• **Written instruction**
Return the material word for word. Do not include pictures.

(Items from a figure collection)
++++++++++++++++++++
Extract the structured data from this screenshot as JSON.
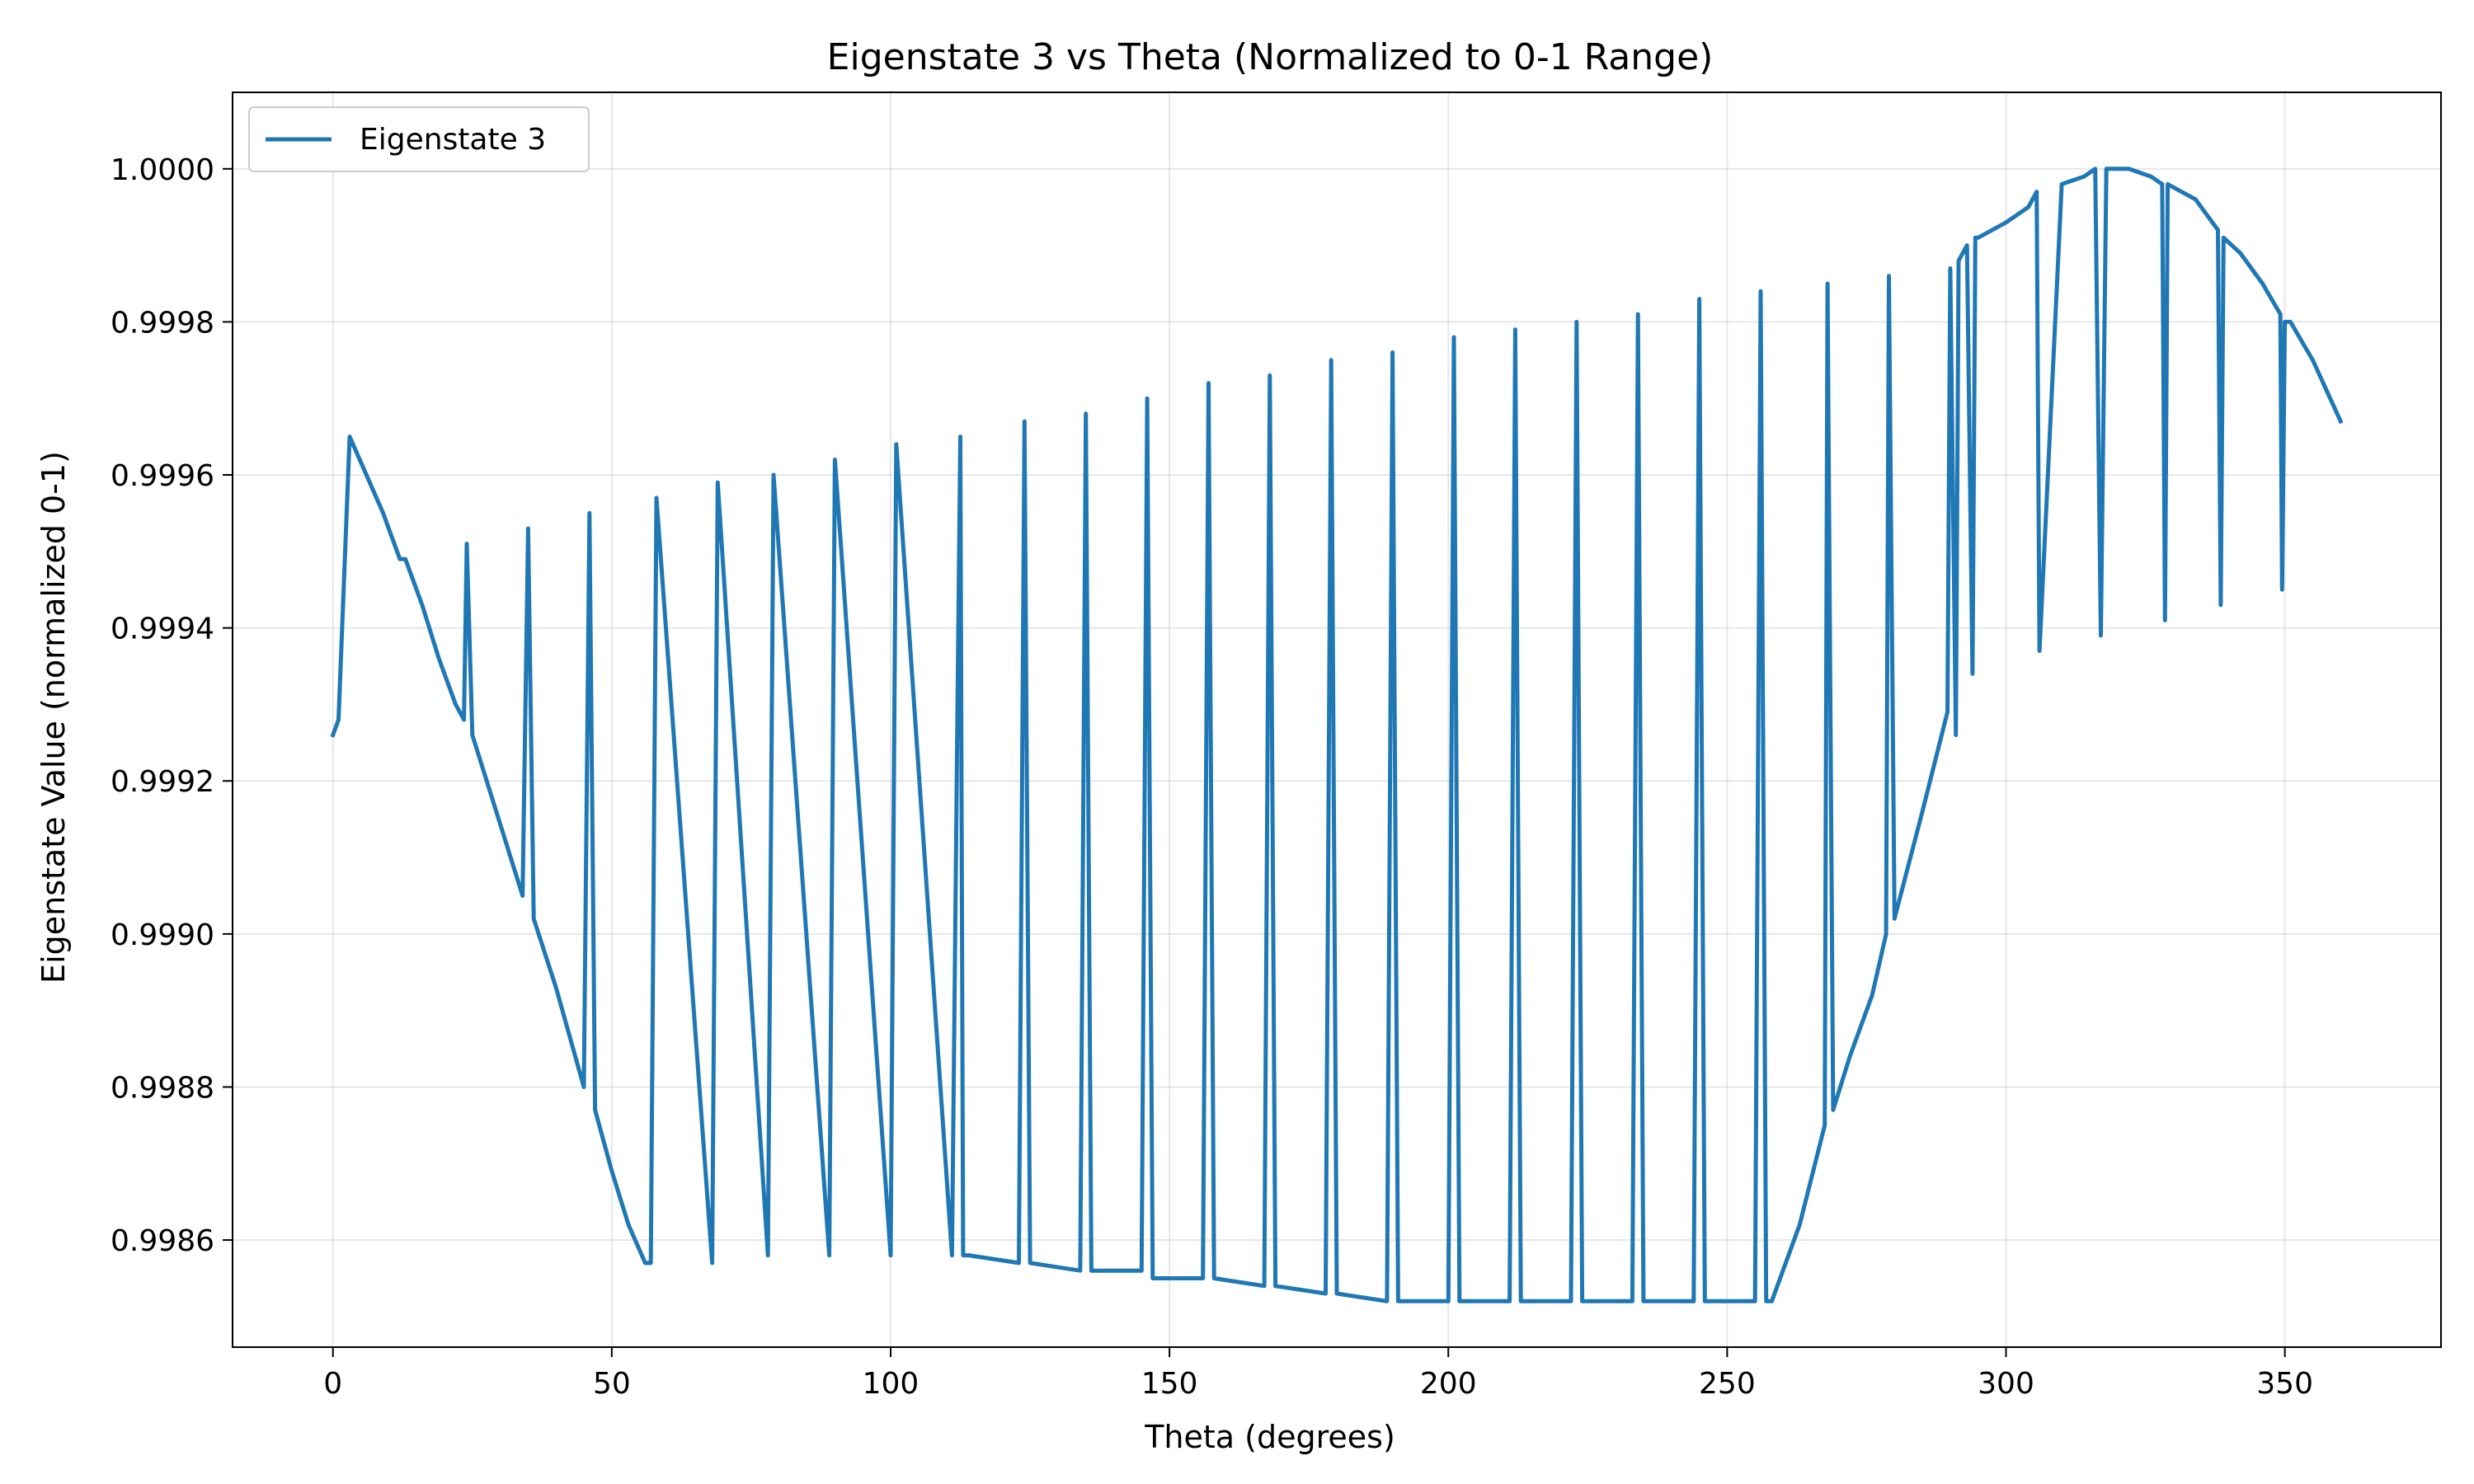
{
  "chart_data": {
    "type": "line",
    "title": "Eigenstate 3 vs Theta (Normalized to 0-1 Range)",
    "xlabel": "Theta (degrees)",
    "ylabel": "Eigenstate Value (normalized 0-1)",
    "xlim": [
      -18,
      378
    ],
    "ylim": [
      0.99846,
      1.0001
    ],
    "xticks": [
      0,
      50,
      100,
      150,
      200,
      250,
      300,
      350
    ],
    "yticks": [
      0.9986,
      0.9988,
      0.999,
      0.9992,
      0.9994,
      0.9996,
      0.9998,
      1.0
    ],
    "ytick_labels": [
      "0.9986",
      "0.9988",
      "0.9990",
      "0.9992",
      "0.9994",
      "0.9996",
      "0.9998",
      "1.0000"
    ],
    "grid": true,
    "legend_position": "top-left",
    "series": [
      {
        "name": "Eigenstate 3",
        "color": "#1f77b4",
        "x": [
          0,
          1,
          3,
          6,
          9,
          12,
          13,
          16,
          19,
          22,
          23.5,
          24,
          25,
          28,
          31,
          34,
          35,
          36,
          40,
          45,
          46,
          47,
          50,
          53,
          56,
          57,
          58,
          68,
          69,
          78,
          79,
          89,
          90,
          100,
          101,
          111,
          112,
          112.5,
          113,
          114,
          123,
          124,
          125,
          134,
          135,
          136,
          145,
          146,
          147,
          156,
          157,
          158,
          167,
          168,
          169,
          178,
          179,
          180,
          189,
          190,
          191,
          200,
          201,
          202,
          211,
          212,
          213,
          222,
          223,
          224,
          233,
          234,
          235,
          244,
          245,
          246,
          255,
          256,
          257,
          258,
          263,
          267.5,
          268,
          269,
          272,
          276,
          278.5,
          279,
          280,
          285,
          289.5,
          290,
          291,
          291.5,
          293,
          294,
          294.5,
          295,
          300,
          304,
          305.5,
          306,
          310,
          314,
          316,
          317,
          318,
          322,
          326,
          328,
          328.5,
          329,
          334,
          338,
          338.5,
          339,
          342,
          346,
          349.2,
          349.5,
          350,
          351,
          355,
          360
        ],
        "y": [
          0.99926,
          0.99928,
          0.99965,
          0.9996,
          0.99955,
          0.99949,
          0.99949,
          0.99943,
          0.99936,
          0.9993,
          0.99928,
          0.99951,
          0.99926,
          0.99919,
          0.99912,
          0.99905,
          0.99953,
          0.99902,
          0.99893,
          0.9988,
          0.99955,
          0.99877,
          0.99869,
          0.99862,
          0.99857,
          0.99857,
          0.99957,
          0.99857,
          0.99959,
          0.99858,
          0.9996,
          0.99858,
          0.99962,
          0.99858,
          0.99964,
          0.99858,
          0.9993,
          0.99965,
          0.99858,
          0.99858,
          0.99857,
          0.99967,
          0.99857,
          0.99856,
          0.99968,
          0.99856,
          0.99856,
          0.9997,
          0.99855,
          0.99855,
          0.99972,
          0.99855,
          0.99854,
          0.99973,
          0.99854,
          0.99853,
          0.99975,
          0.99853,
          0.99852,
          0.99976,
          0.99852,
          0.99852,
          0.99978,
          0.99852,
          0.99852,
          0.99979,
          0.99852,
          0.99852,
          0.9998,
          0.99852,
          0.99852,
          0.99981,
          0.99852,
          0.99852,
          0.99983,
          0.99852,
          0.99852,
          0.99984,
          0.99852,
          0.99852,
          0.99862,
          0.99875,
          0.99985,
          0.99877,
          0.99884,
          0.99892,
          0.999,
          0.99986,
          0.99902,
          0.99916,
          0.99929,
          0.99987,
          0.99926,
          0.99988,
          0.9999,
          0.99934,
          0.99991,
          0.99991,
          0.99993,
          0.99995,
          0.99997,
          0.99937,
          0.99998,
          0.99999,
          1.0,
          0.99939,
          1.0,
          1.0,
          0.99999,
          0.99998,
          0.99941,
          0.99998,
          0.99996,
          0.99992,
          0.99943,
          0.99991,
          0.99989,
          0.99985,
          0.99981,
          0.99945,
          0.9998,
          0.9998,
          0.99975,
          0.99967
        ]
      }
    ]
  }
}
++++++++++++++++++++
• **Exercise result**
Extract the structured data from this screenshot as JSON.
{
  "chart_data": {
    "type": "line",
    "title": "Eigenstate 3 vs Theta (Normalized to 0-1 Range)",
    "xlabel": "Theta (degrees)",
    "ylabel": "Eigenstate Value (normalized 0-1)",
    "xlim": [
      -18,
      378
    ],
    "ylim": [
      0.99846,
      1.0001
    ],
    "xticks": [
      0,
      50,
      100,
      150,
      200,
      250,
      300,
      350
    ],
    "yticks": [
      0.9986,
      0.9988,
      0.999,
      0.9992,
      0.9994,
      0.9996,
      0.9998,
      1.0
    ],
    "ytick_labels": [
      "0.9986",
      "0.9988",
      "0.9990",
      "0.9992",
      "0.9994",
      "0.9996",
      "0.9998",
      "1.0000"
    ],
    "grid": true,
    "legend_position": "top-left",
    "series": [
      {
        "name": "Eigenstate 3",
        "color": "#1f77b4",
        "x": [
          0,
          1,
          3,
          6,
          9,
          12,
          13,
          16,
          19,
          22,
          23.5,
          24,
          25,
          28,
          31,
          34,
          35,
          36,
          40,
          45,
          46,
          47,
          50,
          53,
          56,
          57,
          58,
          68,
          69,
          78,
          79,
          89,
          90,
          100,
          101,
          111,
          112,
          112.5,
          113,
          114,
          123,
          124,
          125,
          134,
          135,
          136,
          145,
          146,
          147,
          156,
          157,
          158,
          167,
          168,
          169,
          178,
          179,
          180,
          189,
          190,
          191,
          200,
          201,
          202,
          211,
          212,
          213,
          222,
          223,
          224,
          233,
          234,
          235,
          244,
          245,
          246,
          255,
          256,
          257,
          258,
          263,
          267.5,
          268,
          269,
          272,
          276,
          278.5,
          279,
          280,
          285,
          289.5,
          290,
          291,
          291.5,
          293,
          294,
          294.5,
          295,
          300,
          304,
          305.5,
          306,
          310,
          314,
          316,
          317,
          318,
          322,
          326,
          328,
          328.5,
          329,
          334,
          338,
          338.5,
          339,
          342,
          346,
          349.2,
          349.5,
          350,
          351,
          355,
          360
        ],
        "y": [
          0.99926,
          0.99928,
          0.99965,
          0.9996,
          0.99955,
          0.99949,
          0.99949,
          0.99943,
          0.99936,
          0.9993,
          0.99928,
          0.99951,
          0.99926,
          0.99919,
          0.99912,
          0.99905,
          0.99953,
          0.99902,
          0.99893,
          0.9988,
          0.99955,
          0.99877,
          0.99869,
          0.99862,
          0.99857,
          0.99857,
          0.99957,
          0.99857,
          0.99959,
          0.99858,
          0.9996,
          0.99858,
          0.99962,
          0.99858,
          0.99964,
          0.99858,
          0.9993,
          0.99965,
          0.99858,
          0.99858,
          0.99857,
          0.99967,
          0.99857,
          0.99856,
          0.99968,
          0.99856,
          0.99856,
          0.9997,
          0.99855,
          0.99855,
          0.99972,
          0.99855,
          0.99854,
          0.99973,
          0.99854,
          0.99853,
          0.99975,
          0.99853,
          0.99852,
          0.99976,
          0.99852,
          0.99852,
          0.99978,
          0.99852,
          0.99852,
          0.99979,
          0.99852,
          0.99852,
          0.9998,
          0.99852,
          0.99852,
          0.99981,
          0.99852,
          0.99852,
          0.99983,
          0.99852,
          0.99852,
          0.99984,
          0.99852,
          0.99852,
          0.99862,
          0.99875,
          0.99985,
          0.99877,
          0.99884,
          0.99892,
          0.999,
          0.99986,
          0.99902,
          0.99916,
          0.99929,
          0.99987,
          0.99926,
          0.99988,
          0.9999,
          0.99934,
          0.99991,
          0.99991,
          0.99993,
          0.99995,
          0.99997,
          0.99937,
          0.99998,
          0.99999,
          1.0,
          0.99939,
          1.0,
          1.0,
          0.99999,
          0.99998,
          0.99941,
          0.99998,
          0.99996,
          0.99992,
          0.99943,
          0.99991,
          0.99989,
          0.99985,
          0.99981,
          0.99945,
          0.9998,
          0.9998,
          0.99975,
          0.99967
        ]
      }
    ]
  }
}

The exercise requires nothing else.